- [GIVEN RECORDS]
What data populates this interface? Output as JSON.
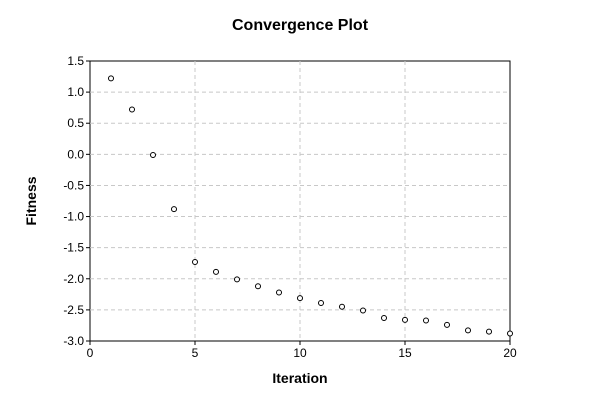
{
  "chart_data": {
    "type": "scatter",
    "title": "Convergence Plot",
    "xlabel": "Iteration",
    "ylabel": "Fitness",
    "xlim": [
      0,
      20
    ],
    "ylim": [
      -3.0,
      1.5
    ],
    "xticks": [
      0,
      5,
      10,
      15,
      20
    ],
    "xtick_labels": [
      "0",
      "5",
      "10",
      "15",
      "20"
    ],
    "yticks": [
      1.5,
      1.0,
      0.5,
      0.0,
      -0.5,
      -1.0,
      -1.5,
      -2.0,
      -2.5,
      -3.0
    ],
    "ytick_labels": [
      "1.5",
      "1.0",
      "0.5",
      "0.0",
      "-0.5",
      "-1.0",
      "-1.5",
      "-2.0",
      "-2.5",
      "-3.0"
    ],
    "grid": true,
    "marker": "open-circle",
    "series": [
      {
        "x": [
          1,
          2,
          3,
          4,
          5,
          6,
          7,
          8,
          9,
          10,
          11,
          12,
          13,
          14,
          15,
          16,
          17,
          18,
          19,
          20
        ],
        "y": [
          1.22,
          0.72,
          -0.01,
          -0.88,
          -1.73,
          -1.89,
          -2.01,
          -2.12,
          -2.22,
          -2.31,
          -2.39,
          -2.45,
          -2.51,
          -2.63,
          -2.66,
          -2.67,
          -2.74,
          -2.83,
          -2.85,
          -2.88
        ]
      }
    ]
  }
}
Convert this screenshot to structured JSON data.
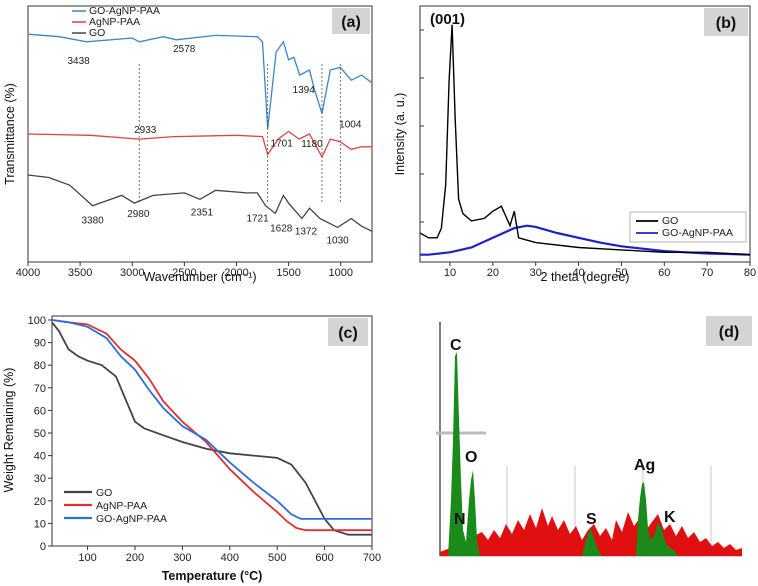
{
  "chart_data": [
    {
      "type": "line",
      "panel": "(a)",
      "xlabel": "Wavenumber (cm⁻¹)",
      "ylabel": "Transmittance (%)",
      "xlim": [
        4000,
        700
      ],
      "xticks": [
        4000,
        3500,
        3000,
        2500,
        2000,
        1500,
        1000
      ],
      "legend": "top-left",
      "series": [
        {
          "name": "GO-AgNP-PAA",
          "color": "#3a87c8",
          "x": [
            4000,
            3700,
            3438,
            3000,
            2933,
            2700,
            2578,
            2200,
            1800,
            1750,
            1701,
            1620,
            1550,
            1500,
            1450,
            1394,
            1300,
            1250,
            1180,
            1100,
            1004,
            900,
            800,
            700
          ],
          "y": [
            89,
            88,
            86,
            87.5,
            86,
            88,
            86.8,
            88.5,
            88,
            86,
            52,
            82,
            86,
            79,
            80,
            73,
            75,
            67,
            58,
            75,
            76,
            71,
            73,
            70
          ]
        },
        {
          "name": "AgNP-PAA",
          "color": "#e04343",
          "x": [
            4000,
            3400,
            2933,
            2600,
            2000,
            1750,
            1701,
            1600,
            1500,
            1400,
            1300,
            1180,
            1100,
            1004,
            900,
            800,
            700
          ],
          "y": [
            50,
            49.5,
            48,
            49,
            49.5,
            49,
            42,
            48,
            51,
            48,
            50,
            41,
            48,
            47,
            44,
            45,
            45
          ]
        },
        {
          "name": "GO",
          "color": "#444444",
          "x": [
            4000,
            3800,
            3600,
            3380,
            3100,
            2980,
            2800,
            2500,
            2351,
            2200,
            1900,
            1800,
            1721,
            1628,
            1550,
            1500,
            1372,
            1300,
            1200,
            1030,
            900,
            800,
            700
          ],
          "y": [
            34,
            33,
            30,
            22,
            26,
            23,
            26,
            27,
            24.5,
            28,
            27,
            27,
            22,
            19,
            26,
            23,
            17,
            21,
            17,
            13.5,
            17,
            14,
            12
          ]
        }
      ],
      "annotations": [
        "3438",
        "2578",
        "1394",
        "2933",
        "1701",
        "1180",
        "1004",
        "3380",
        "2980",
        "2351",
        "1721",
        "1628",
        "1372",
        "1030"
      ]
    },
    {
      "type": "line",
      "panel": "(b)",
      "xlabel": "2 theta (degree)",
      "ylabel": "Intensity (a. u.)",
      "xlim": [
        3,
        80
      ],
      "xticks": [
        10,
        20,
        30,
        40,
        50,
        60,
        70,
        80
      ],
      "peak_label": "(001)",
      "legend": "bottom-right",
      "series": [
        {
          "name": "GO",
          "color": "#000000",
          "x": [
            3,
            5,
            7,
            8,
            9,
            9.8,
            10.5,
            11.2,
            12,
            13,
            15,
            18,
            20,
            22,
            23,
            24,
            25,
            26,
            30,
            40,
            50,
            60,
            70,
            80
          ],
          "y": [
            12,
            10,
            10,
            14,
            32,
            75,
            98,
            60,
            26,
            20,
            17,
            18,
            21,
            23,
            19,
            15,
            21,
            10,
            8,
            6,
            5,
            4,
            4,
            3
          ]
        },
        {
          "name": "GO-AgNP-PAA",
          "color": "#1f1fcc",
          "x": [
            3,
            5,
            10,
            15,
            20,
            25,
            28,
            30,
            35,
            40,
            45,
            50,
            55,
            60,
            65,
            70,
            75,
            80
          ],
          "y": [
            3,
            3,
            4,
            6,
            10,
            14,
            15,
            14.5,
            12,
            10,
            8,
            6.5,
            5.5,
            4.5,
            4,
            3.5,
            3.3,
            3
          ]
        }
      ]
    },
    {
      "type": "line",
      "panel": "(c)",
      "xlabel": "Temperature (°C)",
      "ylabel": "Weight Remaining (%)",
      "xlim": [
        25,
        700
      ],
      "ylim": [
        0,
        100
      ],
      "xticks": [
        100,
        200,
        300,
        400,
        500,
        600,
        700
      ],
      "yticks": [
        0,
        10,
        20,
        30,
        40,
        50,
        60,
        70,
        80,
        90,
        100
      ],
      "legend": "bottom-left",
      "series": [
        {
          "name": "GO",
          "color": "#444444",
          "x": [
            25,
            40,
            60,
            80,
            100,
            130,
            160,
            180,
            200,
            220,
            260,
            300,
            350,
            400,
            450,
            500,
            530,
            560,
            600,
            620,
            650,
            700
          ],
          "y": [
            99,
            95,
            87,
            84,
            82,
            80,
            75,
            65,
            55,
            52,
            49,
            46,
            43,
            41,
            40,
            39,
            36,
            28,
            12,
            7,
            5,
            5
          ]
        },
        {
          "name": "AgNP-PAA",
          "color": "#e03030",
          "x": [
            25,
            60,
            100,
            140,
            170,
            200,
            230,
            260,
            300,
            350,
            400,
            450,
            500,
            520,
            540,
            560,
            600,
            650,
            700
          ],
          "y": [
            100,
            99,
            98,
            94,
            87,
            82,
            74,
            64,
            55,
            46,
            34,
            24,
            15,
            11,
            8,
            7,
            7,
            7,
            7
          ]
        },
        {
          "name": "GO-AgNP-PAA",
          "color": "#2a6fd8",
          "x": [
            25,
            60,
            100,
            140,
            170,
            200,
            230,
            260,
            300,
            350,
            400,
            450,
            500,
            530,
            550,
            600,
            650,
            700
          ],
          "y": [
            100,
            99,
            97,
            92,
            84,
            78,
            69,
            61,
            53,
            47,
            37,
            28,
            20,
            14,
            12,
            12,
            12,
            12
          ]
        }
      ]
    },
    {
      "type": "bar",
      "panel": "(d)",
      "element_labels": [
        "C",
        "O",
        "N",
        "S",
        "Ag",
        "K"
      ]
    }
  ]
}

- [STATED PROBLEM] Within the listing, how many lines hold the word "ylabel"? Only the number is to be given.

- [RESULT] 4